[Recorded data]
▬▬▬▬▬▬▬▬▬▬

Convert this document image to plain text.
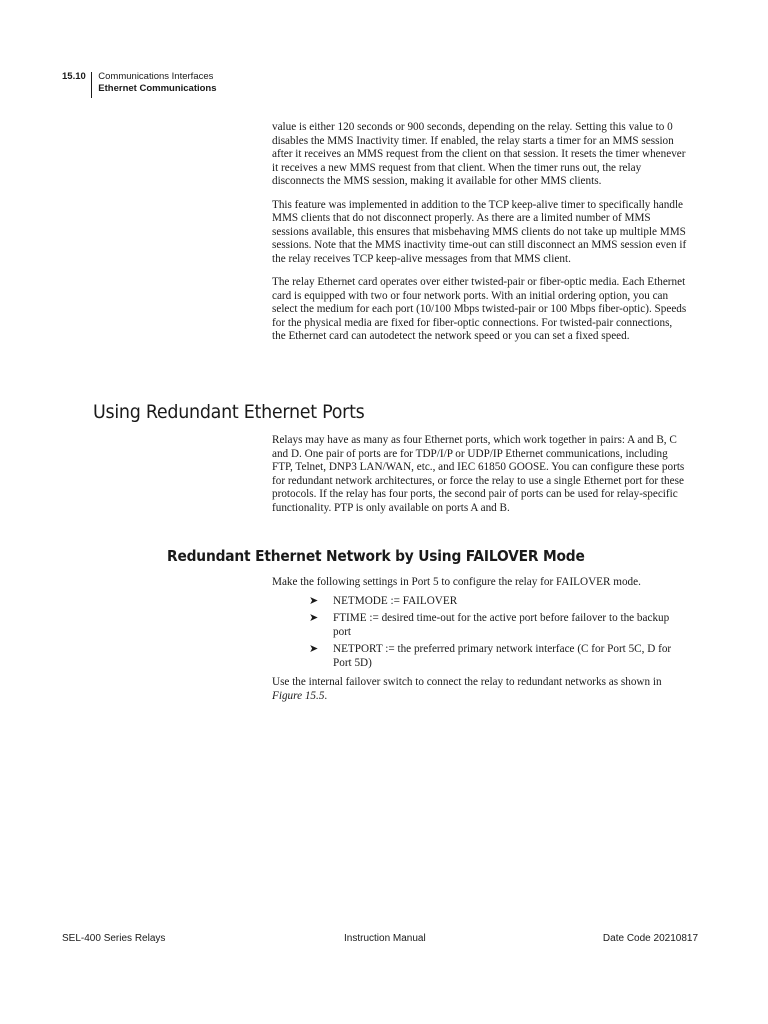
15.10	Communications Interfaces
Ethernet Communications

value is either 120 seconds or 900 seconds, depending on the relay. Setting this value to 0 disables the MMS Inactivity timer. If enabled, the relay starts a timer for an MMS session after it receives an MMS request from the client on that session. It resets the timer whenever it receives a new MMS request from that client. When the timer runs out, the relay disconnects the MMS session, making it available for other MMS clients.

This feature was implemented in addition to the TCP keep-alive timer to specifically handle MMS clients that do not disconnect properly. As there are a limited number of MMS sessions available, this ensures that misbehaving MMS clients do not take up multiple MMS sessions. Note that the MMS inactivity time-out can still disconnect an MMS session even if the relay receives TCP keep-alive messages from that MMS client.

The relay Ethernet card operates over either twisted-pair or fiber-optic media. Each Ethernet card is equipped with two or four network ports. With an initial ordering option, you can select the medium for each port (10/100 Mbps twisted-pair or 100 Mbps fiber-optic). Speeds for the physical media are fixed for fiber-optic connections. For twisted-pair connections, the Ethernet card can autodetect the network speed or you can set a fixed speed.

Using Redundant Ethernet Ports

Relays may have as many as four Ethernet ports, which work together in pairs: A and B, C and D. One pair of ports are for TDP/I/P or UDP/IP Ethernet communications, including FTP, Telnet, DNP3 LAN/WAN, etc., and IEC 61850 GOOSE. You can configure these ports for redundant network architectures, or force the relay to use a single Ethernet port for these protocols. If the relay has four ports, the second pair of ports can be used for relay-specific functionality. PTP is only available on ports A and B.

Redundant Ethernet Network by Using FAILOVER Mode

Make the following settings in Port 5 to configure the relay for FAILOVER mode.

➤ NETMODE := FAILOVER
➤ FTIME := desired time-out for the active port before failover to the backup port
➤ NETPORT := the preferred primary network interface (C for Port 5C, D for Port 5D)

Use the internal failover switch to connect the relay to redundant networks as shown in Figure 15.5.

SEL-400 Series Relays	Instruction Manual	Date Code 20210817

▬▬▬▬▬▬▬▬▬▬

● **Instruction**: From the entries above, pull out each line that includes "Using".

● **Finished answer**:
Using Redundant Ethernet Ports
Redundant Ethernet Network by Using FAILOVER Mode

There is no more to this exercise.